* Your task: Rewrite the lines of the listing from the line containing "string from block" through the line containing "Give bounding boxes", switching "hanging mass" to "suspended mass" and leaving everything else unchanged. Return only those lines.

Spatial annotation entries
* * * *

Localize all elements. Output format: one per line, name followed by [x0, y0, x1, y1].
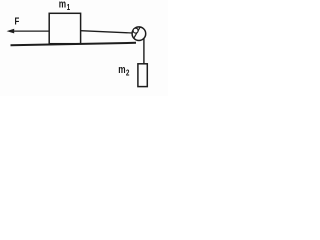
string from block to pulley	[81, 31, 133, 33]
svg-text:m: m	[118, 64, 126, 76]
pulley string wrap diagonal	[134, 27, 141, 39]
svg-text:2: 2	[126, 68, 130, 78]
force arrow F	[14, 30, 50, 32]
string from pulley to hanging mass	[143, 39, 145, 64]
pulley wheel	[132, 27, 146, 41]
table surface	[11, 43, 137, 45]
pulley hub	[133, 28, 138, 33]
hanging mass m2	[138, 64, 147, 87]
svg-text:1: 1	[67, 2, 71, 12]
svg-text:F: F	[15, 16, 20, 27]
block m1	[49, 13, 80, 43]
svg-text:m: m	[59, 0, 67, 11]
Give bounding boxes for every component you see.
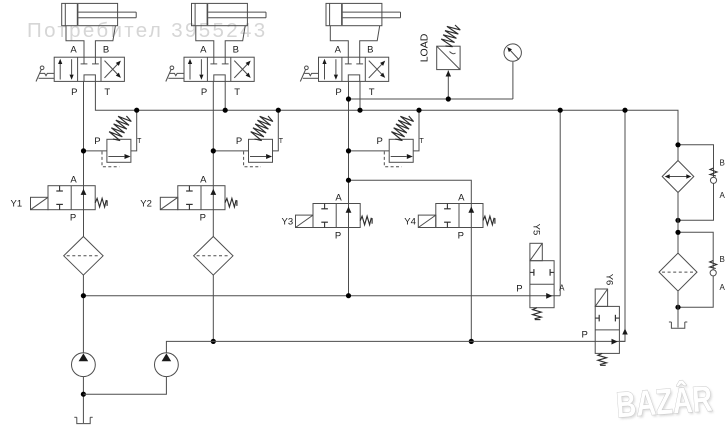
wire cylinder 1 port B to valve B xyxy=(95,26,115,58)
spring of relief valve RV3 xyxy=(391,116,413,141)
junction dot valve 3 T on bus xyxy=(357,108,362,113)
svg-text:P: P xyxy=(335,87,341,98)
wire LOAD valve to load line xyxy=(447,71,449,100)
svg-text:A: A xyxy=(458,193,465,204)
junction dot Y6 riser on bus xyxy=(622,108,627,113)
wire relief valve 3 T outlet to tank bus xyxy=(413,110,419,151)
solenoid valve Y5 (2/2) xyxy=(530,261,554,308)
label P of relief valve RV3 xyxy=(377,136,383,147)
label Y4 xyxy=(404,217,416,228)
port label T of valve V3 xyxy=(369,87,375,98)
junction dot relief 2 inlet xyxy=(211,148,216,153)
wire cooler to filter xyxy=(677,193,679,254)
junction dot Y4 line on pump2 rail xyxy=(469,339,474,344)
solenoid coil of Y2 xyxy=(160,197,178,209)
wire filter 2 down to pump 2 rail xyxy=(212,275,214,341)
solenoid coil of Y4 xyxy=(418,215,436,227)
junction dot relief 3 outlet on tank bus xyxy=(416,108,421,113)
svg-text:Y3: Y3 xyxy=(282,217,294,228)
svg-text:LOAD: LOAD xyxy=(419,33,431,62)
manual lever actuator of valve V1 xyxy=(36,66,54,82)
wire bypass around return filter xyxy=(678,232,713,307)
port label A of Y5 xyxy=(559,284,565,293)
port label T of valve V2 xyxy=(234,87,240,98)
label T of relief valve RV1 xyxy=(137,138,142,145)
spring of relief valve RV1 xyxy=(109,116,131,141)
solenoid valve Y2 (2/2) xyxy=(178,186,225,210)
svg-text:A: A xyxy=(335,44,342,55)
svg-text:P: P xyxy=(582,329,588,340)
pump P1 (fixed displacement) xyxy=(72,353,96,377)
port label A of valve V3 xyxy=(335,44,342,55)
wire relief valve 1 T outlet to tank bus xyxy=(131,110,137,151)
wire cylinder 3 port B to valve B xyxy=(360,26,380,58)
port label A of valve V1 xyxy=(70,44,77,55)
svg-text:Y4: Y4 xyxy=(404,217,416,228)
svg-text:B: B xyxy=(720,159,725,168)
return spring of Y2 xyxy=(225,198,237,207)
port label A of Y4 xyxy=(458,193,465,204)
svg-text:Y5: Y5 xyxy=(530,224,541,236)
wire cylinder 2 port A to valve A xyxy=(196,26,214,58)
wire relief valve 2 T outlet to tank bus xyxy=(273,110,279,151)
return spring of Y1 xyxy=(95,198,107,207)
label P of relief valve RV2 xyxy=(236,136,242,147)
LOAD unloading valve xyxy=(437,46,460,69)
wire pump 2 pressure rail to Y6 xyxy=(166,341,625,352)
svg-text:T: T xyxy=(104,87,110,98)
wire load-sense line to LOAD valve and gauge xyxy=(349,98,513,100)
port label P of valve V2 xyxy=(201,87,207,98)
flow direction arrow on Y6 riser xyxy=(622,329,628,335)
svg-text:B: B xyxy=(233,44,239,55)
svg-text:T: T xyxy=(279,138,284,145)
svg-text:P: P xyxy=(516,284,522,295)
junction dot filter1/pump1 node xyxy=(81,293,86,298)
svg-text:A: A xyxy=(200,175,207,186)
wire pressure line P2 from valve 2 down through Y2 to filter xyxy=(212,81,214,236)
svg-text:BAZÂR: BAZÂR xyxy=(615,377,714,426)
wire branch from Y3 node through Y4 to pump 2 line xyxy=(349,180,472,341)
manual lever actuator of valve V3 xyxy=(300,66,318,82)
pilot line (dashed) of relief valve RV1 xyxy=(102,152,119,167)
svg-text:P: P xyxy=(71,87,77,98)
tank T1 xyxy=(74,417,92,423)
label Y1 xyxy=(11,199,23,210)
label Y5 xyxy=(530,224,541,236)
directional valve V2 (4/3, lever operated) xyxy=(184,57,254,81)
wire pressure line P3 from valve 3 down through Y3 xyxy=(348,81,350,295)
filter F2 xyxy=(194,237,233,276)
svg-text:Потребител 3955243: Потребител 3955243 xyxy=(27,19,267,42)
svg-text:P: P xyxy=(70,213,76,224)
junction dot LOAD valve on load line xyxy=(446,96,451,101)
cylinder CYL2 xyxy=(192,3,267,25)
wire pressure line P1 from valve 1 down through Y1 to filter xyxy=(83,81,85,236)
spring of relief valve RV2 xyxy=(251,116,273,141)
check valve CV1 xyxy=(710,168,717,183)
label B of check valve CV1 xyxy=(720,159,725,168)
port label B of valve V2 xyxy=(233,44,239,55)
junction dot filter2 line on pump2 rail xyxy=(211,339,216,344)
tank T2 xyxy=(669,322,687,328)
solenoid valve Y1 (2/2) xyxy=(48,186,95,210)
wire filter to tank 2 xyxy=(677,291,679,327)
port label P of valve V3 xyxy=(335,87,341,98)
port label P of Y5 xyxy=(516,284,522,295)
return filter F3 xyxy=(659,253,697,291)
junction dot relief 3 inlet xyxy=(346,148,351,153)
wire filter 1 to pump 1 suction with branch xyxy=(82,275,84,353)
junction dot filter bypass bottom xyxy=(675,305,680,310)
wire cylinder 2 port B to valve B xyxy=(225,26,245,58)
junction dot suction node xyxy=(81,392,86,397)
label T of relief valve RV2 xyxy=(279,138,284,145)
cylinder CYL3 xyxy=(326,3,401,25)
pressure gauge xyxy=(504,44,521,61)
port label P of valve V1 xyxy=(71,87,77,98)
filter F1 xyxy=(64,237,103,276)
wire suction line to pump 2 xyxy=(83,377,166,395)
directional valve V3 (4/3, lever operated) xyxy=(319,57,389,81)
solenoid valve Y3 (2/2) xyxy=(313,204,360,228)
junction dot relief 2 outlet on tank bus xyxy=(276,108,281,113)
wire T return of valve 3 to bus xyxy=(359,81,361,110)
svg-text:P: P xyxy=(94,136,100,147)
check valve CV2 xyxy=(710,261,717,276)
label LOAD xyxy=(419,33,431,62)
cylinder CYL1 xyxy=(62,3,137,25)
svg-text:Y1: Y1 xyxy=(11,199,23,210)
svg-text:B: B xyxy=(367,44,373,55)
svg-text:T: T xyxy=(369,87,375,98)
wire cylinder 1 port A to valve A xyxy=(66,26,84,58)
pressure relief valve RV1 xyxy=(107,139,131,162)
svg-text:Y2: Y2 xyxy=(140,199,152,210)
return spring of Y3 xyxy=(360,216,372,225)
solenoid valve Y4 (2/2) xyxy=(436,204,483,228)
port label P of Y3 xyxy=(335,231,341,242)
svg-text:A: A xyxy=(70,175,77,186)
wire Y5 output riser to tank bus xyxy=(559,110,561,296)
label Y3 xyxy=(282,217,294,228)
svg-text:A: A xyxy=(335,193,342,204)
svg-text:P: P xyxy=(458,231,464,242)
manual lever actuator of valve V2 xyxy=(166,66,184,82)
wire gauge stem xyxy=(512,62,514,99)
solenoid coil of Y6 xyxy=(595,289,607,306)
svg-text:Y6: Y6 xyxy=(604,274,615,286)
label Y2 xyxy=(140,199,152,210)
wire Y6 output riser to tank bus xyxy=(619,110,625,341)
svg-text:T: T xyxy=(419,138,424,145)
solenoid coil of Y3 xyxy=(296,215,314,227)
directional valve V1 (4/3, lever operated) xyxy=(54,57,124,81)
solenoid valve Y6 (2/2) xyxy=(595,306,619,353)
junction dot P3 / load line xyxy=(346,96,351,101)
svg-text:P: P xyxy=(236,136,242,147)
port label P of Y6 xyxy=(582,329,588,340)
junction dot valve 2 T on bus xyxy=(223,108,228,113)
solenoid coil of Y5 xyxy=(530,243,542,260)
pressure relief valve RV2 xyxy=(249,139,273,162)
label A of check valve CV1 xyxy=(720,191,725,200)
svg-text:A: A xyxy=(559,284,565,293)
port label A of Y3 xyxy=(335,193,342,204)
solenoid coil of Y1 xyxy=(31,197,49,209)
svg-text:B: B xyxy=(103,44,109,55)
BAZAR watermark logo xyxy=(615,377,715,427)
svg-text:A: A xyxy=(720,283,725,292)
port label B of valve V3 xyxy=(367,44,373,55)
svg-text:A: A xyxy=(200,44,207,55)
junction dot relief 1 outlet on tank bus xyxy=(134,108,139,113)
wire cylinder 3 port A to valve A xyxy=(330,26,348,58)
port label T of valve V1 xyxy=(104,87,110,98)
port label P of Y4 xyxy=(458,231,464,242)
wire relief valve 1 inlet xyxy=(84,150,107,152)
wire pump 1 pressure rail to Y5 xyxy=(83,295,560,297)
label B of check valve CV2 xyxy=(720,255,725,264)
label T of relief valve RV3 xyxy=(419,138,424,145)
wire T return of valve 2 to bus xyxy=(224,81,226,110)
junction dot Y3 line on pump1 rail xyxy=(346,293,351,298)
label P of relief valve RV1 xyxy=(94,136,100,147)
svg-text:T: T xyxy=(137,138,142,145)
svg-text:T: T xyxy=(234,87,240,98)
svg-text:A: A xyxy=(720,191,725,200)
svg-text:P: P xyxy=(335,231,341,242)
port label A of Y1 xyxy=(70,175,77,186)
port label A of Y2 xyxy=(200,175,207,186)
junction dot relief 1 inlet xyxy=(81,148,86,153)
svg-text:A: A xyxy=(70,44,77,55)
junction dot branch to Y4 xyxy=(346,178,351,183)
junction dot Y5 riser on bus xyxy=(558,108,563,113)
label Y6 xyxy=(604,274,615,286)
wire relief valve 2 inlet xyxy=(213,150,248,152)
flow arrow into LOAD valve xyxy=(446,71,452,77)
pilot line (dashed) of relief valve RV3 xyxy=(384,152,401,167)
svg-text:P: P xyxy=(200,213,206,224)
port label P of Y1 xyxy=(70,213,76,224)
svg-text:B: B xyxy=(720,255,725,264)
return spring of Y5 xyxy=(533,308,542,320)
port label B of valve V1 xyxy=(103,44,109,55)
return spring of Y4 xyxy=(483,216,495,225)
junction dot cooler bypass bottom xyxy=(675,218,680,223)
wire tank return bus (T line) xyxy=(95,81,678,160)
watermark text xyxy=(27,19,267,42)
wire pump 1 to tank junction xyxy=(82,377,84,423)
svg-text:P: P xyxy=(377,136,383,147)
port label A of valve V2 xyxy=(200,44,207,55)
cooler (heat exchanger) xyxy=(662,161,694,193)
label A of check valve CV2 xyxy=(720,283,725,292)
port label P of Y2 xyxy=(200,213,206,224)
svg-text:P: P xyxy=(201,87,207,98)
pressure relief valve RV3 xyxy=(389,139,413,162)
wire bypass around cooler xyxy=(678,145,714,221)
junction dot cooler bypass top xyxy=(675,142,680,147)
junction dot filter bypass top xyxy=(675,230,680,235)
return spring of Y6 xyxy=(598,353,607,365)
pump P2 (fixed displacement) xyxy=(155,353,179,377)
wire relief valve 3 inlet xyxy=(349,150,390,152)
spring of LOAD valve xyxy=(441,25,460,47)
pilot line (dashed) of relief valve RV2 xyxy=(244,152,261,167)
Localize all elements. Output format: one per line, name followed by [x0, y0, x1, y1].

* * * *

* Task response:
string from block to pulley	[81, 31, 133, 33]
svg-text:m: m	[118, 64, 126, 76]
pulley string wrap diagonal	[134, 27, 141, 39]
svg-text:2: 2	[126, 68, 130, 78]
force arrow F	[14, 30, 50, 32]
string from pulley to suspended mass	[143, 39, 145, 64]
pulley wheel	[132, 27, 146, 41]
table surface	[11, 43, 137, 45]
pulley hub	[133, 28, 138, 33]
suspended mass m2	[138, 64, 147, 87]
svg-text:1: 1	[67, 2, 71, 12]
svg-text:F: F	[15, 16, 20, 27]
block m1	[49, 13, 80, 43]
svg-text:m: m	[59, 0, 67, 11]
Give bounding boxes for every component you see.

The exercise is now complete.